◆ TASK REQUIREMENTS
Extract the lines that hold the string "coordinate".

_ _ _ _ _ _ _

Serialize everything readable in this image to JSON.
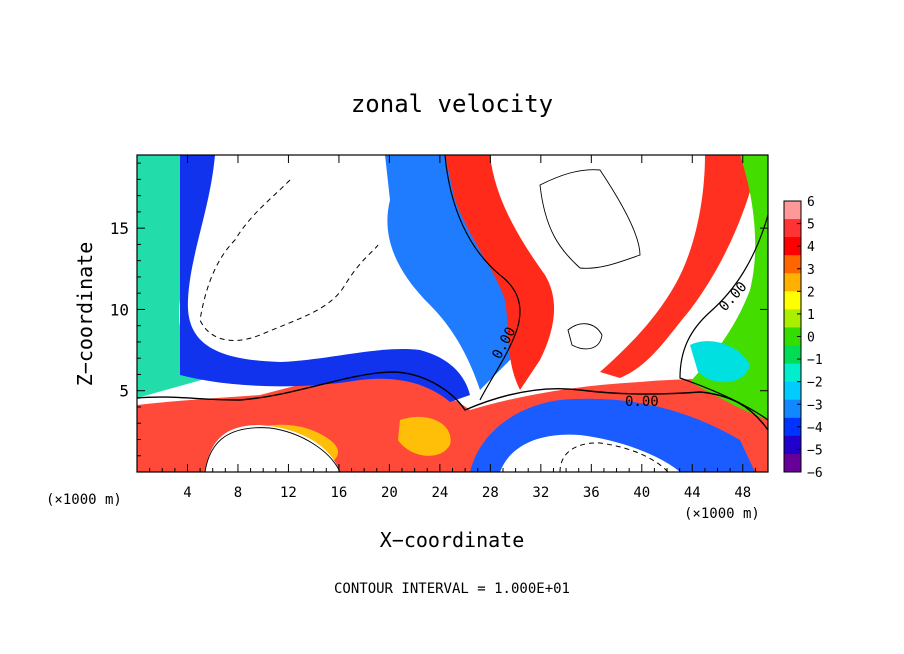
{
  "chart_data": {
    "type": "heatmap",
    "title": "zonal velocity",
    "xlabel": "X−coordinate",
    "ylabel": "Z−coordinate",
    "x_unit_left": "(×1000 m)",
    "x_unit_right": "(×1000 m)",
    "xlim": [
      0,
      50
    ],
    "ylim": [
      0,
      19.5
    ],
    "x_ticks": [
      4,
      8,
      12,
      16,
      20,
      24,
      28,
      32,
      36,
      40,
      44,
      48
    ],
    "x_tick_labels": [
      "4",
      "8",
      "12",
      "16",
      "20",
      "24",
      "28",
      "32",
      "36",
      "40",
      "44",
      "48"
    ],
    "y_ticks": [
      5,
      10,
      15
    ],
    "y_tick_labels": [
      "5",
      "10",
      "15"
    ],
    "colorbar": {
      "min": -6,
      "max": 6,
      "labels": [
        "6",
        "5",
        "4",
        "3",
        "2",
        "1",
        "0",
        "−1",
        "−2",
        "−3",
        "−4",
        "−5",
        "−6"
      ],
      "colors": [
        "#ff9999",
        "#ff3333",
        "#ff0000",
        "#ff6600",
        "#ffb000",
        "#ffff00",
        "#aaee00",
        "#33dd00",
        "#00dd55",
        "#00eecc",
        "#00ccff",
        "#1188ff",
        "#0033ff",
        "#2200cc",
        "#660099"
      ]
    },
    "contour_labels": [
      "0.00",
      "0.00",
      "0.00"
    ],
    "footnote": "CONTOUR INTERVAL = 1.000E+01"
  }
}
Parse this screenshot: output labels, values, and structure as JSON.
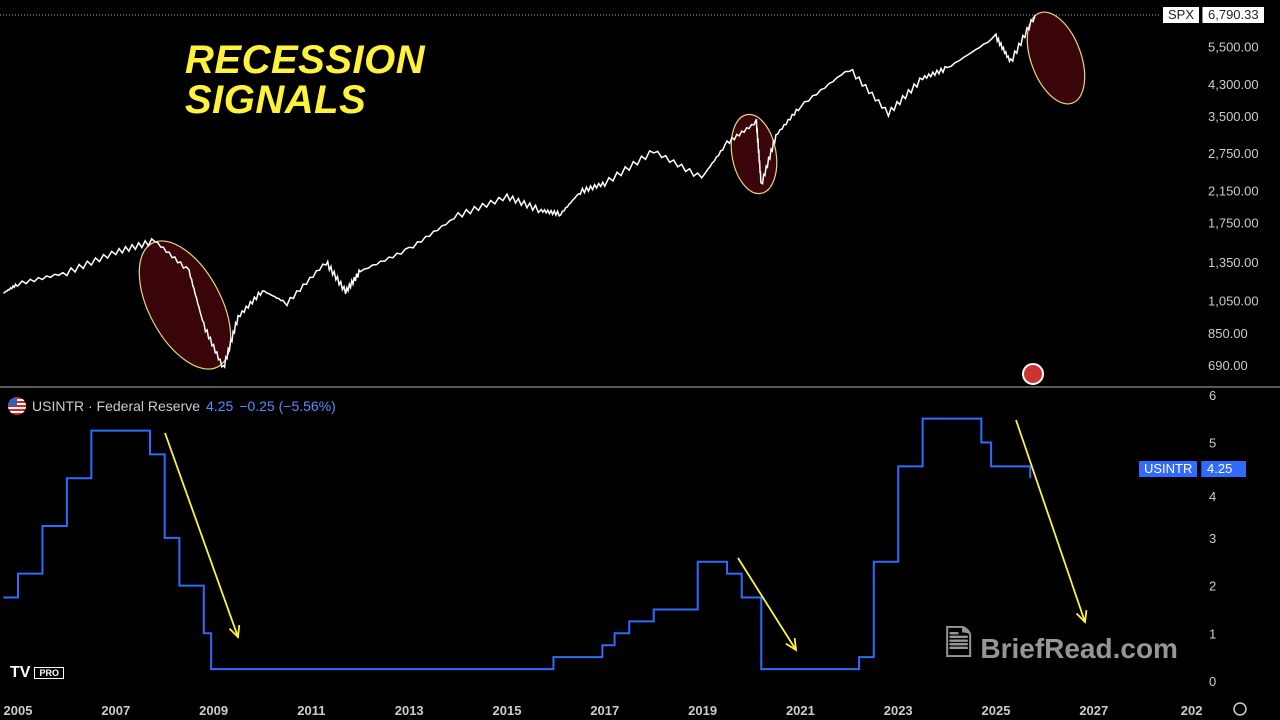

_ _ _ _ _ _ _

◆ RESPONSE TO THIS EXERCISE
    "xlabel": "X−coordinate",
    "ylabel": "Z−coordinate",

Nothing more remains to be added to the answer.